◆ **TO DO**
Exactly reproduce all the records, keeping pictures out of the copy.

◆ **INPUT FOR THIS TASK**

+++

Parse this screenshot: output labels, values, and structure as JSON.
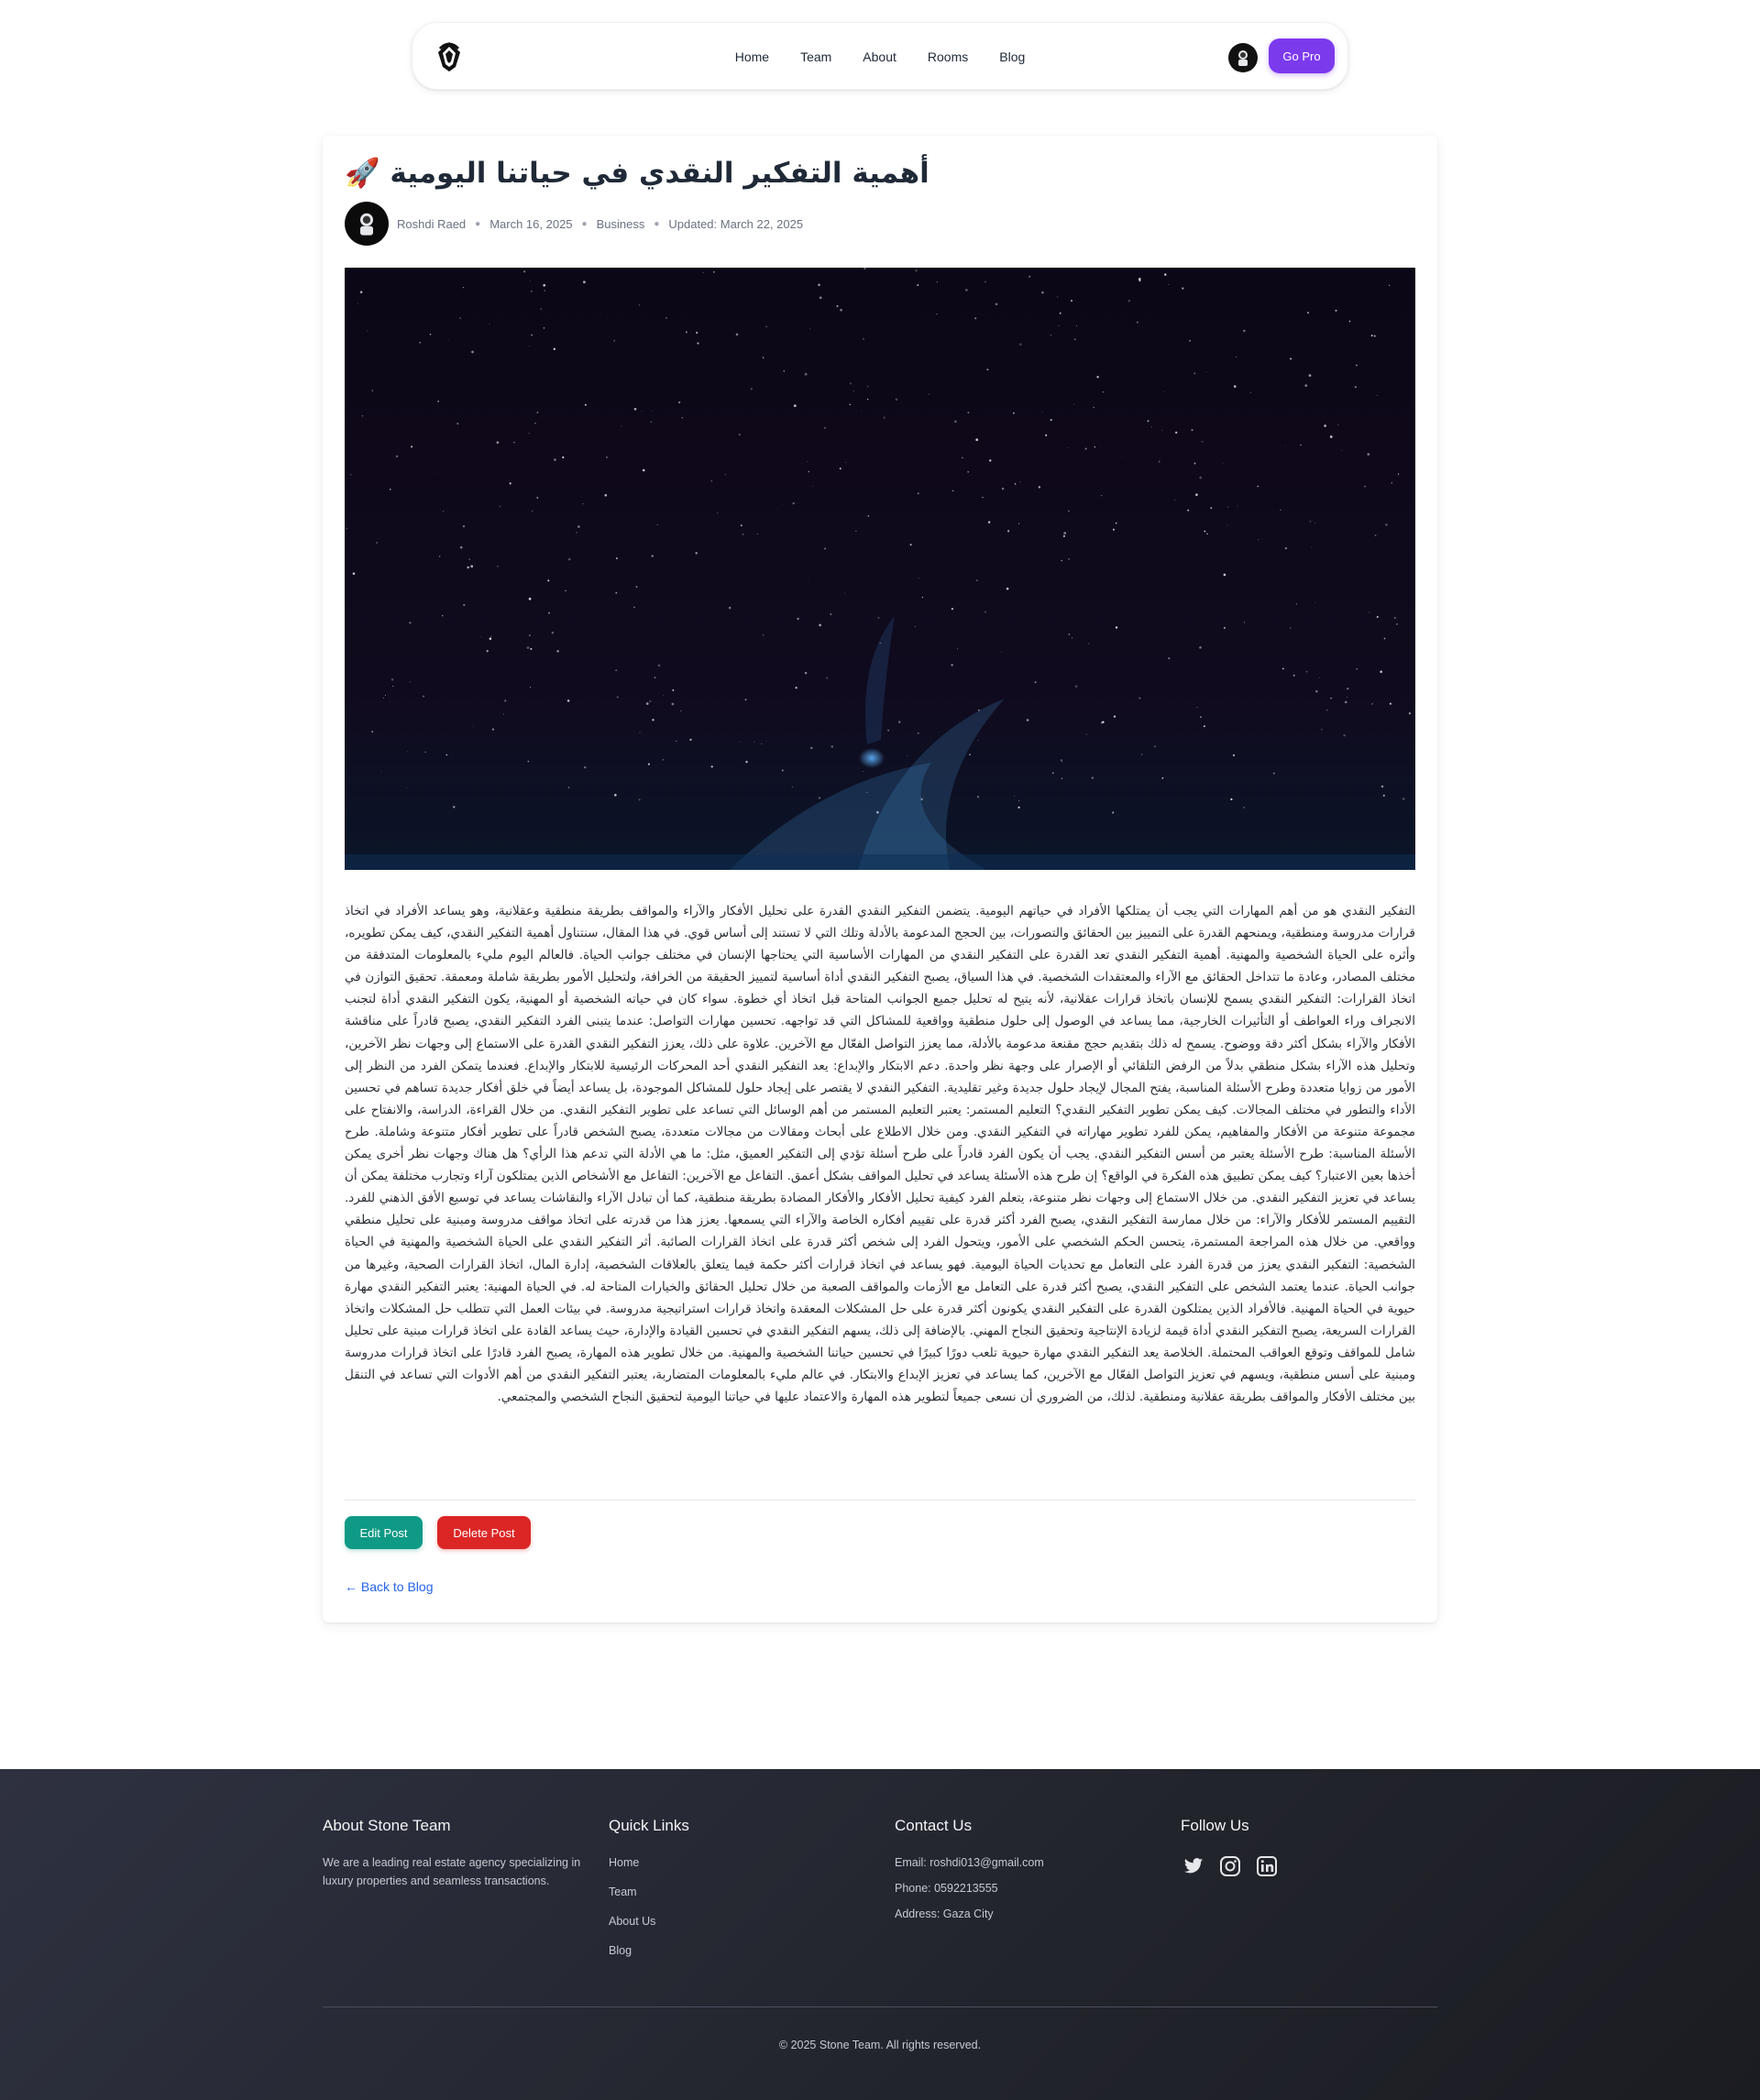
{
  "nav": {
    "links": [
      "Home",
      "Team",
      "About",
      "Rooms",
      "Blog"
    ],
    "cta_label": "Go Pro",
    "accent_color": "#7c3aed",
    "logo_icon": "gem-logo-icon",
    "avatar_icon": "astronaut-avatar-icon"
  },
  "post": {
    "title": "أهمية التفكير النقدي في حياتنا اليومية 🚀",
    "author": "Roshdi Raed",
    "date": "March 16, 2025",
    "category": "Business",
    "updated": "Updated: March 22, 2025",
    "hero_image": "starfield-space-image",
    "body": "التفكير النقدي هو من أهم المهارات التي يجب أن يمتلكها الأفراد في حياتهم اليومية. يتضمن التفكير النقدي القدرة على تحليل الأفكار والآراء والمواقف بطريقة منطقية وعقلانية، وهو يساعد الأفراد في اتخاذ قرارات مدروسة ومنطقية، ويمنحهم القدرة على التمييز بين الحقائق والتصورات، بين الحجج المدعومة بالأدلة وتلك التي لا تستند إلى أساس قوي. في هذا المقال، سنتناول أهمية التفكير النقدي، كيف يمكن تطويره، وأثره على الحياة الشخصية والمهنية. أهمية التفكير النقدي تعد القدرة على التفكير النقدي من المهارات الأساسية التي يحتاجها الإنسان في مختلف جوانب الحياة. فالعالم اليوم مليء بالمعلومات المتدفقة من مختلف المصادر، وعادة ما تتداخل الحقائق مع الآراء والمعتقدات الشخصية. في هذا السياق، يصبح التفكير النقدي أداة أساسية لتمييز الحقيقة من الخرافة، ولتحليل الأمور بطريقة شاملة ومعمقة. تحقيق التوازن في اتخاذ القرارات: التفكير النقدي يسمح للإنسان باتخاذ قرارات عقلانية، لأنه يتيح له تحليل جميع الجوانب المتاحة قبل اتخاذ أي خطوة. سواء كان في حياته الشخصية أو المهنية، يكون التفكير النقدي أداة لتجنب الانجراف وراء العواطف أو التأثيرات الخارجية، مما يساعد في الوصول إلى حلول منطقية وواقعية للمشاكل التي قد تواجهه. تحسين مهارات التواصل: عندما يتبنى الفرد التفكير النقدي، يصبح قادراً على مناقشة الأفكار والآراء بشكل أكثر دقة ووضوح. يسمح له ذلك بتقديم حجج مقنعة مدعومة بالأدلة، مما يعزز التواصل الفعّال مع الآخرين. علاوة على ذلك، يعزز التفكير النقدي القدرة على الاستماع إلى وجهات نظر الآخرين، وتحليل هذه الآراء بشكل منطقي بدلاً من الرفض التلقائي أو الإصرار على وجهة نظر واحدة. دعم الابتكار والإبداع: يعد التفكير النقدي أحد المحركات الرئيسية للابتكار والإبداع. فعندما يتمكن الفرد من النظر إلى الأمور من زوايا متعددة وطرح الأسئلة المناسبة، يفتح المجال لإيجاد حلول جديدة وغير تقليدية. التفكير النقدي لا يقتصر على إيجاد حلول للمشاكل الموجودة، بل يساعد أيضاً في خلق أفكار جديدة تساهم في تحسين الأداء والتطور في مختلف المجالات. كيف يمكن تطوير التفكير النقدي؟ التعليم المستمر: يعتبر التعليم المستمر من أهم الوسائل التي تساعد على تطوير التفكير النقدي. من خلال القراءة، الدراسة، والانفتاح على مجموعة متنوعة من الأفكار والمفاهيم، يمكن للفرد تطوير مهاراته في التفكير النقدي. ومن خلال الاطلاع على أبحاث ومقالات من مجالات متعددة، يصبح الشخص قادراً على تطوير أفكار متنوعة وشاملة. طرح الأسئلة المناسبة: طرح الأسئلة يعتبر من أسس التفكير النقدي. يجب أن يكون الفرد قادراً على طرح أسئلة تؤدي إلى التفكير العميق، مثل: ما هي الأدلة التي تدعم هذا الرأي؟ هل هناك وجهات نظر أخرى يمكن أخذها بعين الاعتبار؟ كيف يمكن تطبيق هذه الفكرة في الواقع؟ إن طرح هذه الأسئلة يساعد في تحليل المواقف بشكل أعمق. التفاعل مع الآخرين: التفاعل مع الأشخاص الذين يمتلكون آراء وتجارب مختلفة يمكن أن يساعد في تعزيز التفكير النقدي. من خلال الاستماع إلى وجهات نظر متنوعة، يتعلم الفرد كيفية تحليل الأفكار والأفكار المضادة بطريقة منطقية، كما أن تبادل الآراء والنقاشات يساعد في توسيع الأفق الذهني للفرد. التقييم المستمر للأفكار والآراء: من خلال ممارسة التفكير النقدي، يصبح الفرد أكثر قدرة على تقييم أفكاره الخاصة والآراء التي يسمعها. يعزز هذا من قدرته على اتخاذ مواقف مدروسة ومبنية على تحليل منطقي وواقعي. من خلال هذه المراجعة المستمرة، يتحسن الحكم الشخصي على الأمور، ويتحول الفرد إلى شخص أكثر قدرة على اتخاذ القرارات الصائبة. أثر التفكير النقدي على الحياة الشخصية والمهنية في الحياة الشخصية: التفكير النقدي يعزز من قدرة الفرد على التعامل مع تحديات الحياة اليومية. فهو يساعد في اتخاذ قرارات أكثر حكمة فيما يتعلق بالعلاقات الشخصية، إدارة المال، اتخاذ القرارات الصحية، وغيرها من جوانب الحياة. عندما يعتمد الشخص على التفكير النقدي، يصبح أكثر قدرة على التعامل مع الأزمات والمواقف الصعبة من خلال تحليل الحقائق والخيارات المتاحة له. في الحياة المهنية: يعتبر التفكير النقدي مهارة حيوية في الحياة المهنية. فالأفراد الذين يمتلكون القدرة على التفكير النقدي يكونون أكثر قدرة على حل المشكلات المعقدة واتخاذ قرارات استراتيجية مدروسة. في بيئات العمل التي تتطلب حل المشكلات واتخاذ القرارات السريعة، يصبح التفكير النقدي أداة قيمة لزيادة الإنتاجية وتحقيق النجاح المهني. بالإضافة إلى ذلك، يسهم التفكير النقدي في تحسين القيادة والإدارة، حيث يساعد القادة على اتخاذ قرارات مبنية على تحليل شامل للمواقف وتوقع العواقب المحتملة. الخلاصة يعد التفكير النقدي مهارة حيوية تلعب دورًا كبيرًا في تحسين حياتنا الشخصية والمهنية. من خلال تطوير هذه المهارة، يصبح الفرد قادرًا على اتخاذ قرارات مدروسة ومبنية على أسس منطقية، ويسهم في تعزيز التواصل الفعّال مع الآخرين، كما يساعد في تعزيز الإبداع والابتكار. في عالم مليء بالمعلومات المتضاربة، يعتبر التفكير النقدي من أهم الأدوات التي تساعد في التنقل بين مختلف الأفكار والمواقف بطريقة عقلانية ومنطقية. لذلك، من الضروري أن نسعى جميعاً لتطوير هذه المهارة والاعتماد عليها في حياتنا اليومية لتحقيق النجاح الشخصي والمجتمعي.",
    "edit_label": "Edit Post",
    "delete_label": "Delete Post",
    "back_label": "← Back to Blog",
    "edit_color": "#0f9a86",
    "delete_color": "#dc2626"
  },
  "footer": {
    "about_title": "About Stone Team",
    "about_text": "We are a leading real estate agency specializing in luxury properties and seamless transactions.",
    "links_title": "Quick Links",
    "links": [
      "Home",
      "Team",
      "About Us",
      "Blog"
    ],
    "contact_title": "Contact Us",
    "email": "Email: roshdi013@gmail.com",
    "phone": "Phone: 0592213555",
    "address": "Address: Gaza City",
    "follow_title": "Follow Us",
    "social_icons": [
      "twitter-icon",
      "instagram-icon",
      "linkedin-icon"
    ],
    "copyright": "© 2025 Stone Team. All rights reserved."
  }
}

+++

◆ **THE REPLY**
Parse this screenshot: output labels, values, and structure as JSON.
{
  "nav": {
    "links": [
      "Home",
      "Team",
      "About",
      "Rooms",
      "Blog"
    ],
    "cta_label": "Go Pro",
    "accent_color": "#7c3aed",
    "logo_icon": "gem-logo-icon",
    "avatar_icon": "astronaut-avatar-icon"
  },
  "post": {
    "title": "أهمية التفكير النقدي في حياتنا اليومية 🚀",
    "author": "Roshdi Raed",
    "date": "March 16, 2025",
    "category": "Business",
    "updated": "Updated: March 22, 2025",
    "hero_image": "starfield-space-image",
    "body": "التفكير النقدي هو من أهم المهارات التي يجب أن يمتلكها الأفراد في حياتهم اليومية. يتضمن التفكير النقدي القدرة على تحليل الأفكار والآراء والمواقف بطريقة منطقية وعقلانية، وهو يساعد الأفراد في اتخاذ قرارات مدروسة ومنطقية، ويمنحهم القدرة على التمييز بين الحقائق والتصورات، بين الحجج المدعومة بالأدلة وتلك التي لا تستند إلى أساس قوي. في هذا المقال، سنتناول أهمية التفكير النقدي، كيف يمكن تطويره، وأثره على الحياة الشخصية والمهنية. أهمية التفكير النقدي تعد القدرة على التفكير النقدي من المهارات الأساسية التي يحتاجها الإنسان في مختلف جوانب الحياة. فالعالم اليوم مليء بالمعلومات المتدفقة من مختلف المصادر، وعادة ما تتداخل الحقائق مع الآراء والمعتقدات الشخصية. في هذا السياق، يصبح التفكير النقدي أداة أساسية لتمييز الحقيقة من الخرافة، ولتحليل الأمور بطريقة شاملة ومعمقة. تحقيق التوازن في اتخاذ القرارات: التفكير النقدي يسمح للإنسان باتخاذ قرارات عقلانية، لأنه يتيح له تحليل جميع الجوانب المتاحة قبل اتخاذ أي خطوة. سواء كان في حياته الشخصية أو المهنية، يكون التفكير النقدي أداة لتجنب الانجراف وراء العواطف أو التأثيرات الخارجية، مما يساعد في الوصول إلى حلول منطقية وواقعية للمشاكل التي قد تواجهه. تحسين مهارات التواصل: عندما يتبنى الفرد التفكير النقدي، يصبح قادراً على مناقشة الأفكار والآراء بشكل أكثر دقة ووضوح. يسمح له ذلك بتقديم حجج مقنعة مدعومة بالأدلة، مما يعزز التواصل الفعّال مع الآخرين. علاوة على ذلك، يعزز التفكير النقدي القدرة على الاستماع إلى وجهات نظر الآخرين، وتحليل هذه الآراء بشكل منطقي بدلاً من الرفض التلقائي أو الإصرار على وجهة نظر واحدة. دعم الابتكار والإبداع: يعد التفكير النقدي أحد المحركات الرئيسية للابتكار والإبداع. فعندما يتمكن الفرد من النظر إلى الأمور من زوايا متعددة وطرح الأسئلة المناسبة، يفتح المجال لإيجاد حلول جديدة وغير تقليدية. التفكير النقدي لا يقتصر على إيجاد حلول للمشاكل الموجودة، بل يساعد أيضاً في خلق أفكار جديدة تساهم في تحسين الأداء والتطور في مختلف المجالات. كيف يمكن تطوير التفكير النقدي؟ التعليم المستمر: يعتبر التعليم المستمر من أهم الوسائل التي تساعد على تطوير التفكير النقدي. من خلال القراءة، الدراسة، والانفتاح على مجموعة متنوعة من الأفكار والمفاهيم، يمكن للفرد تطوير مهاراته في التفكير النقدي. ومن خلال الاطلاع على أبحاث ومقالات من مجالات متعددة، يصبح الشخص قادراً على تطوير أفكار متنوعة وشاملة. طرح الأسئلة المناسبة: طرح الأسئلة يعتبر من أسس التفكير النقدي. يجب أن يكون الفرد قادراً على طرح أسئلة تؤدي إلى التفكير العميق، مثل: ما هي الأدلة التي تدعم هذا الرأي؟ هل هناك وجهات نظر أخرى يمكن أخذها بعين الاعتبار؟ كيف يمكن تطبيق هذه الفكرة في الواقع؟ إن طرح هذه الأسئلة يساعد في تحليل المواقف بشكل أعمق. التفاعل مع الآخرين: التفاعل مع الأشخاص الذين يمتلكون آراء وتجارب مختلفة يمكن أن يساعد في تعزيز التفكير النقدي. من خلال الاستماع إلى وجهات نظر متنوعة، يتعلم الفرد كيفية تحليل الأفكار والأفكار المضادة بطريقة منطقية، كما أن تبادل الآراء والنقاشات يساعد في توسيع الأفق الذهني للفرد. التقييم المستمر للأفكار والآراء: من خلال ممارسة التفكير النقدي، يصبح الفرد أكثر قدرة على تقييم أفكاره الخاصة والآراء التي يسمعها. يعزز هذا من قدرته على اتخاذ مواقف مدروسة ومبنية على تحليل منطقي وواقعي. من خلال هذه المراجعة المستمرة، يتحسن الحكم الشخصي على الأمور، ويتحول الفرد إلى شخص أكثر قدرة على اتخاذ القرارات الصائبة. أثر التفكير النقدي على الحياة الشخصية والمهنية في الحياة الشخصية: التفكير النقدي يعزز من قدرة الفرد على التعامل مع تحديات الحياة اليومية. فهو يساعد في اتخاذ قرارات أكثر حكمة فيما يتعلق بالعلاقات الشخصية، إدارة المال، اتخاذ القرارات الصحية، وغيرها من جوانب الحياة. عندما يعتمد الشخص على التفكير النقدي، يصبح أكثر قدرة على التعامل مع الأزمات والمواقف الصعبة من خلال تحليل الحقائق والخيارات المتاحة له. في الحياة المهنية: يعتبر التفكير النقدي مهارة حيوية في الحياة المهنية. فالأفراد الذين يمتلكون القدرة على التفكير النقدي يكونون أكثر قدرة على حل المشكلات المعقدة واتخاذ قرارات استراتيجية مدروسة. في بيئات العمل التي تتطلب حل المشكلات واتخاذ القرارات السريعة، يصبح التفكير النقدي أداة قيمة لزيادة الإنتاجية وتحقيق النجاح المهني. بالإضافة إلى ذلك، يسهم التفكير النقدي في تحسين القيادة والإدارة، حيث يساعد القادة على اتخاذ قرارات مبنية على تحليل شامل للمواقف وتوقع العواقب المحتملة. الخلاصة يعد التفكير النقدي مهارة حيوية تلعب دورًا كبيرًا في تحسين حياتنا الشخصية والمهنية. من خلال تطوير هذه المهارة، يصبح الفرد قادرًا على اتخاذ قرارات مدروسة ومبنية على أسس منطقية، ويسهم في تعزيز التواصل الفعّال مع الآخرين، كما يساعد في تعزيز الإبداع والابتكار. في عالم مليء بالمعلومات المتضاربة، يعتبر التفكير النقدي من أهم الأدوات التي تساعد في التنقل بين مختلف الأفكار والمواقف بطريقة عقلانية ومنطقية. لذلك، من الضروري أن نسعى جميعاً لتطوير هذه المهارة والاعتماد عليها في حياتنا اليومية لتحقيق النجاح الشخصي والمجتمعي.",
    "edit_label": "Edit Post",
    "delete_label": "Delete Post",
    "back_label": "← Back to Blog",
    "edit_color": "#0f9a86",
    "delete_color": "#dc2626"
  },
  "footer": {
    "about_title": "About Stone Team",
    "about_text": "We are a leading real estate agency specializing in luxury properties and seamless transactions.",
    "links_title": "Quick Links",
    "links": [
      "Home",
      "Team",
      "About Us",
      "Blog"
    ],
    "contact_title": "Contact Us",
    "email": "Email: roshdi013@gmail.com",
    "phone": "Phone: 0592213555",
    "address": "Address: Gaza City",
    "follow_title": "Follow Us",
    "social_icons": [
      "twitter-icon",
      "instagram-icon",
      "linkedin-icon"
    ],
    "copyright": "© 2025 Stone Team. All rights reserved."
  }
}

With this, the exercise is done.